TO BE DONE:
Report each line of the items below that contains the string "document", copying every such line in full.

Data records:

- - -

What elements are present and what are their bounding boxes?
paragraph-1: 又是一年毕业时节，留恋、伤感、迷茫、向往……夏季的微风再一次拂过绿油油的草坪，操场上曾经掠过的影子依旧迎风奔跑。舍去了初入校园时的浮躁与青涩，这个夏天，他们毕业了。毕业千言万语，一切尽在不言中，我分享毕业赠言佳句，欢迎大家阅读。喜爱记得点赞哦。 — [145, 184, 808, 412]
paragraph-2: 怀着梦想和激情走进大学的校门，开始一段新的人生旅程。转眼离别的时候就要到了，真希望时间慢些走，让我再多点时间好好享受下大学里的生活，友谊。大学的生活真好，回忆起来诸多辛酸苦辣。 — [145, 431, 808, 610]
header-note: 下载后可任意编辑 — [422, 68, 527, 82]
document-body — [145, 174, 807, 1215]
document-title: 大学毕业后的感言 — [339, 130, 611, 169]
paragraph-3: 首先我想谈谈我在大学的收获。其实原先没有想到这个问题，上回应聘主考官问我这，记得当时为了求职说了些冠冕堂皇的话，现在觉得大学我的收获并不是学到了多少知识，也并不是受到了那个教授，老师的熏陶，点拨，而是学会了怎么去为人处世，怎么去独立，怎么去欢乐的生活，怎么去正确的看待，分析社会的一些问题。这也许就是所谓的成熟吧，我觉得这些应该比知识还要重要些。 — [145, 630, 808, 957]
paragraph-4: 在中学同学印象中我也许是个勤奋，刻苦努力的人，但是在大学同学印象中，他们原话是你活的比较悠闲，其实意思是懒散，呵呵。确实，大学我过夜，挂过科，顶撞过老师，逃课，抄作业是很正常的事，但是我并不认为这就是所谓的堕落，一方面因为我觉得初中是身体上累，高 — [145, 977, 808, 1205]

- - -

WRITTEN RESPONSE:
document-body — [145, 174, 807, 1215]
document-title: 大学毕业后的感言 — [339, 130, 611, 169]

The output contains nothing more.